"""

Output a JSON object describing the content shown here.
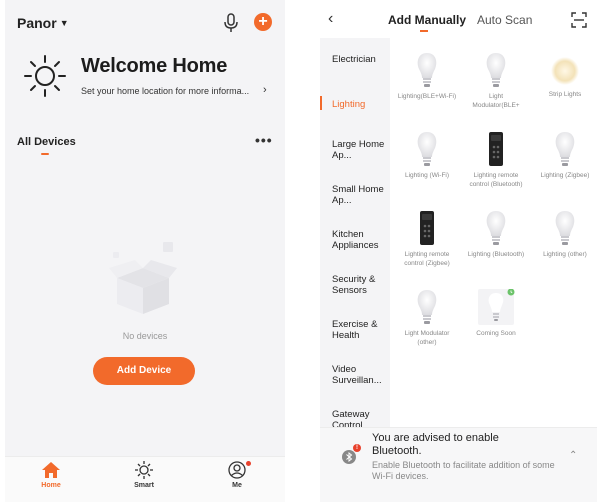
{
  "left": {
    "home_name": "Panor",
    "welcome_title": "Welcome Home",
    "location_text": "Set your home location for more informa...",
    "all_devices": "All Devices",
    "no_devices": "No devices",
    "add_device": "Add Device",
    "tabs": [
      {
        "label": "Home"
      },
      {
        "label": "Smart"
      },
      {
        "label": "Me"
      }
    ]
  },
  "right": {
    "tab_manual": "Add Manually",
    "tab_auto": "Auto Scan",
    "categories": [
      {
        "label": "Electrician"
      },
      {
        "label": "Lighting"
      },
      {
        "label": "Large Home Ap..."
      },
      {
        "label": "Small Home Ap..."
      },
      {
        "label": "Kitchen Appliances"
      },
      {
        "label": "Security & Sensors"
      },
      {
        "label": "Exercise & Health"
      },
      {
        "label": "Video Surveillan..."
      },
      {
        "label": "Gateway Control"
      }
    ],
    "devices": [
      {
        "label": "Lighting(BLE+Wi-Fi)"
      },
      {
        "label": "Light Modulator(BLE+"
      },
      {
        "label": "Strip Lights"
      },
      {
        "label": "Lighting (Wi-Fi)"
      },
      {
        "label": "Lighting remote control (Bluetooth)"
      },
      {
        "label": "Lighting (Zigbee)"
      },
      {
        "label": "Lighting remote control (Zigbee)"
      },
      {
        "label": "Lighting (Bluetooth)"
      },
      {
        "label": "Lighting (other)"
      },
      {
        "label": "Light Modulator (other)"
      },
      {
        "label": "Coming Soon"
      }
    ],
    "bluetooth_title": "You are advised to enable Bluetooth.",
    "bluetooth_desc": "Enable Bluetooth to facilitate addition of some Wi-Fi devices.",
    "bluetooth_badge": "!"
  },
  "colors": {
    "accent": "#f26a2b",
    "badge": "#e8412c"
  }
}
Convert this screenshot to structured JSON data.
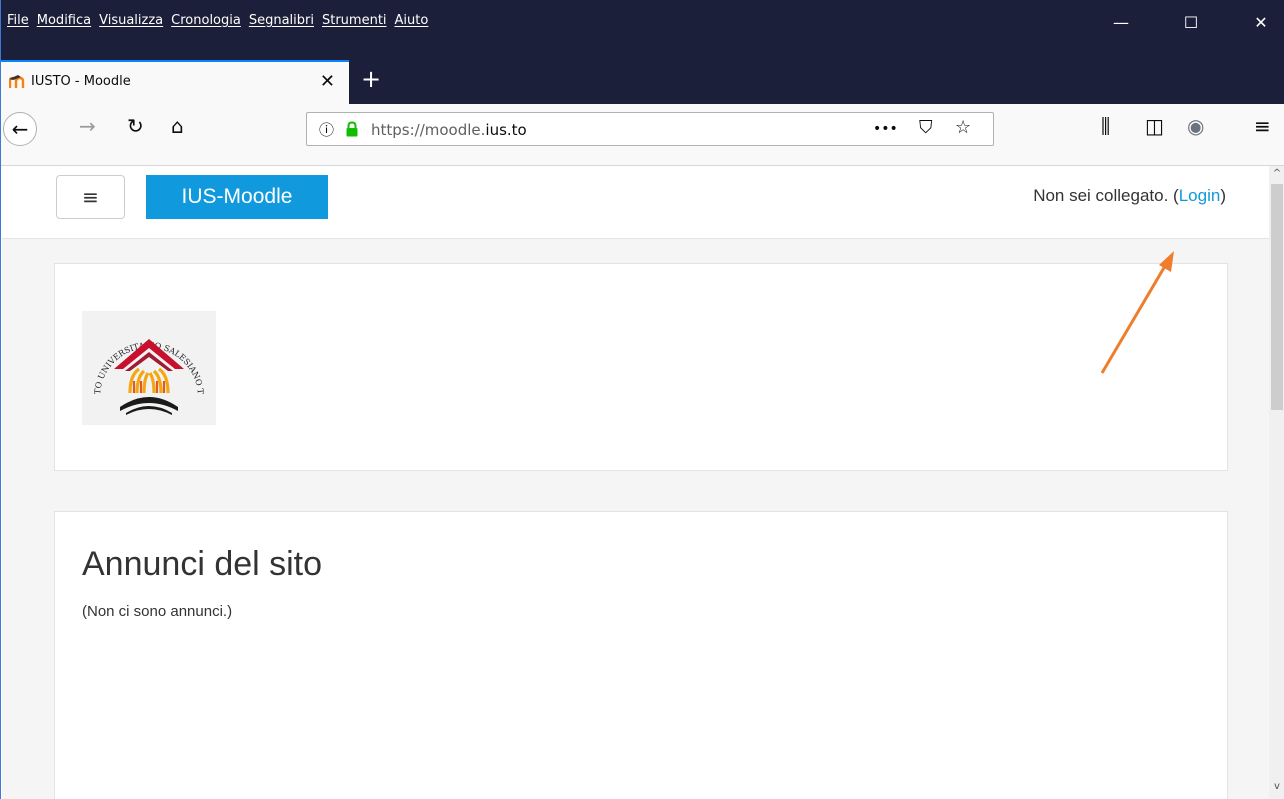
{
  "menu": [
    "File",
    "Modifica",
    "Visualizza",
    "Cronologia",
    "Segnalibri",
    "Strumenti",
    "Aiuto"
  ],
  "window_controls": {
    "minimize": "—",
    "maximize": "☐",
    "close": "✕"
  },
  "tab": {
    "title": "IUSTO - Moodle",
    "close": "✕",
    "new_tab": "+"
  },
  "navigation": {
    "back": "←",
    "forward": "→",
    "reload": "↻",
    "home": "⌂"
  },
  "urlbar": {
    "info": "ⓘ",
    "url_prefix": "https://moodle.",
    "url_domain": "ius.to",
    "more": "•••",
    "pocket": "⛉",
    "bookmark": "☆"
  },
  "toolbar_right": {
    "library": "⫼",
    "sidebar": "◫",
    "extension": "◉",
    "menu": "≡"
  },
  "site": {
    "hamburger": "≡",
    "brand": "IUS-Moodle",
    "login_prefix": "Non sei collegato. (",
    "login_link": "Login",
    "login_suffix": ")",
    "logo_text": "ISTITUTO UNIVERSITARIO SALESIANO TORINO"
  },
  "news": {
    "title": "Annunci del sito",
    "empty": "(Non ci sono annunci.)"
  },
  "colors": {
    "accent": "#1199dd",
    "titlebar": "#1c1f39",
    "arrow": "#ef7d2b"
  },
  "icons": {
    "favicon": "moodle-icon",
    "lock": "lock-icon",
    "logo": "iusto-logo"
  }
}
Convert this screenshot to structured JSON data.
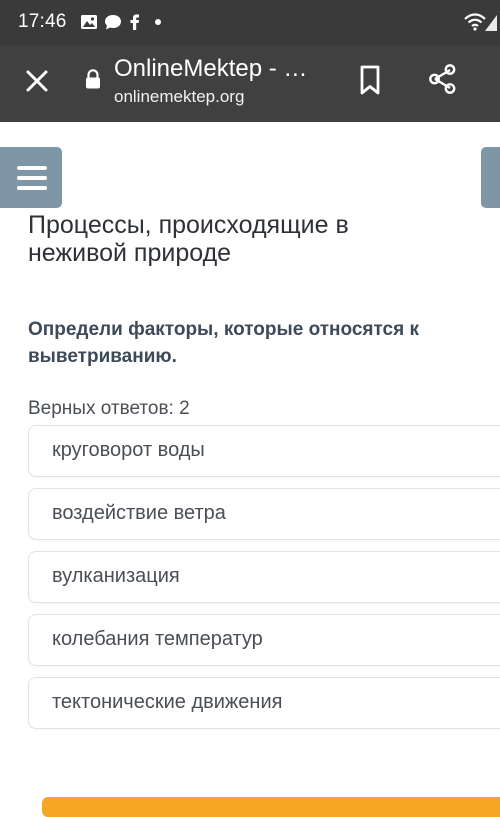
{
  "status_bar": {
    "time": "17:46",
    "left_icons": [
      "image-icon",
      "chat-icon",
      "facebook-icon",
      "dot-icon"
    ],
    "right_icons": [
      "wifi-icon",
      "signal-icon"
    ]
  },
  "browser": {
    "close_icon": "close-icon",
    "lock_icon": "lock-icon",
    "title": "OnlineMektep - …",
    "url": "onlinemektep.org",
    "bookmark_icon": "bookmark-icon",
    "share_icon": "share-icon"
  },
  "page": {
    "menu_icon": "hamburger-icon",
    "title": "Процессы, происходящие в неживой природе",
    "question": "Определи факторы, которые относятся к выветриванию.",
    "answers_count": "Верных ответов: 2",
    "options": [
      "круговорот воды",
      "воздействие ветра",
      "вулканизация",
      "колебания температур",
      "тектонические движения"
    ]
  },
  "colors": {
    "status_bar": "#3a3a3a",
    "toolbar": "#404040",
    "menu_button": "#7f96a6",
    "question_text": "#3d4a5a",
    "accent_button": "#f5a623"
  }
}
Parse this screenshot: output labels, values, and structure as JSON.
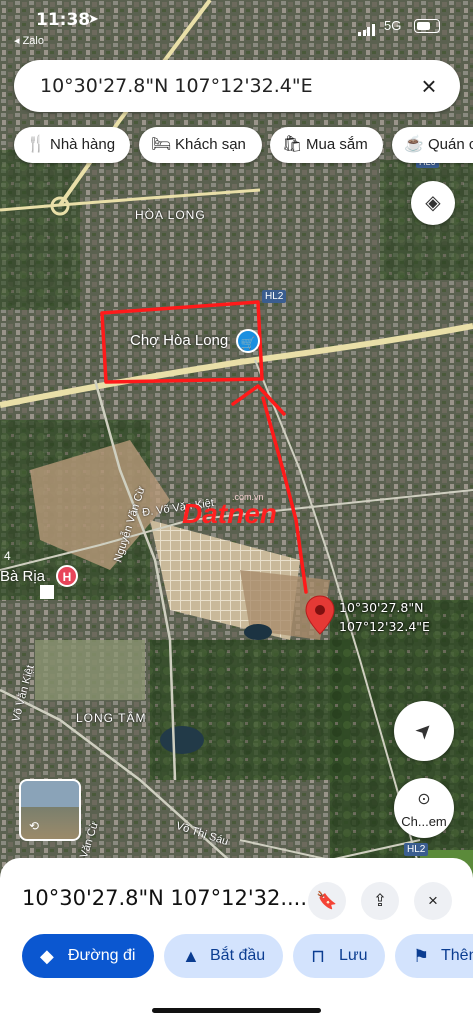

"""

== Written problem ==
Working from the material above, transcribe it exactly while omitting pictures.

== Final result ==
Output a JSON object describing the content shown here.
{
  "left": {
    "home_name": "Panor",
    "welcome_title": "Welcome Home",
    "location_text": "Set your home location for more informa...",
    "all_devices": "All Devices",
    "no_devices": "No devices",
    "add_device": "Add Device",
    "tabs": [
      {
        "label": "Home"
      },
      {
        "label": "Smart"
      },
      {
        "label": "Me"
      }
    ]
  },
  "right": {
    "tab_manual": "Add Manually",
    "tab_auto": "Auto Scan",
    "categories": [
      {
        "label": "Electrician"
      },
      {
        "label": "Lighting"
      },
      {
        "label": "Large Home Ap..."
      },
      {
        "label": "Small Home Ap..."
      },
      {
        "label": "Kitchen Appliances"
      },
      {
        "label": "Security & Sensors"
      },
      {
        "label": "Exercise & Health"
      },
      {
        "label": "Video Surveillan..."
      },
      {
        "label": "Gateway Control"
      }
    ],
    "devices": [
      {
        "label": "Lighting(BLE+Wi-Fi)"
      },
      {
        "label": "Light Modulator(BLE+"
      },
      {
        "label": "Strip Lights"
      },
      {
        "label": "Lighting (Wi-Fi)"
      },
      {
        "label": "Lighting remote control (Bluetooth)"
      },
      {
        "label": "Lighting (Zigbee)"
      },
      {
        "label": "Lighting remote control (Zigbee)"
      },
      {
        "label": "Lighting (Bluetooth)"
      },
      {
        "label": "Lighting (other)"
      },
      {
        "label": "Light Modulator (other)"
      },
      {
        "label": "Coming Soon"
      }
    ],
    "bluetooth_title": "You are advised to enable Bluetooth.",
    "bluetooth_desc": "Enable Bluetooth to facilitate addition of some Wi-Fi devices.",
    "bluetooth_badge": "!"
  },
  "colors": {
    "accent": "#f26a2b",
    "badge": "#e8412c"
  }
}
Convert this screenshot to structured JSON data.
{
  "menu": [
    "File",
    "Modifica",
    "Visualizza",
    "Cronologia",
    "Segnalibri",
    "Strumenti",
    "Aiuto"
  ],
  "window_controls": {
    "minimize": "—",
    "maximize": "☐",
    "close": "✕"
  },
  "tab": {
    "title": "IUSTO - Moodle",
    "close": "✕",
    "new_tab": "+"
  },
  "navigation": {
    "back": "←",
    "forward": "→",
    "reload": "↻",
    "home": "⌂"
  },
  "urlbar": {
    "info": "ⓘ",
    "url_prefix": "https://moodle.",
    "url_domain": "ius.to",
    "more": "•••",
    "pocket": "⛉",
    "bookmark": "☆"
  },
  "toolbar_right": {
    "library": "⫼",
    "sidebar": "◫",
    "extension": "◉",
    "menu": "≡"
  },
  "site": {
    "hamburger": "≡",
    "brand": "IUS-Moodle",
    "login_prefix": "Non sei collegato. (",
    "login_link": "Login",
    "login_suffix": ")",
    "logo_text": "ISTITUTO UNIVERSITARIO SALESIANO TORINO"
  },
  "news": {
    "title": "Annunci del sito",
    "empty": "(Non ci sono annunci.)"
  },
  "colors": {
    "accent": "#1199dd",
    "titlebar": "#1c1f39",
    "arrow": "#ef7d2b"
  },
  "icons": {
    "favicon": "moodle-icon",
    "lock": "lock-icon",
    "logo": "iusto-logo"
  }
}
Convert this screenshot to structured JSON data.
{
  "status_bar": {
    "time": "17:46",
    "left_icons": [
      "image-icon",
      "chat-icon",
      "facebook-icon",
      "dot-icon"
    ],
    "right_icons": [
      "wifi-icon",
      "signal-icon"
    ]
  },
  "browser": {
    "close_icon": "close-icon",
    "lock_icon": "lock-icon",
    "title": "OnlineMektep - …",
    "url": "onlinemektep.org",
    "bookmark_icon": "bookmark-icon",
    "share_icon": "share-icon"
  },
  "page": {
    "menu_icon": "hamburger-icon",
    "title": "Процессы, происходящие в неживой природе",
    "question": "Определи факторы, которые относятся к выветриванию.",
    "answers_count": "Верных ответов: 2",
    "options": [
      "круговорот воды",
      "воздействие ветра",
      "вулканизация",
      "колебания температур",
      "тектонические движения"
    ]
  },
  "colors": {
    "status_bar": "#3a3a3a",
    "toolbar": "#404040",
    "menu_button": "#7f96a6",
    "question_text": "#3d4a5a",
    "accent_button": "#f5a623"
  }
}
Parse this screenshot: output labels, values, and structure as JSON.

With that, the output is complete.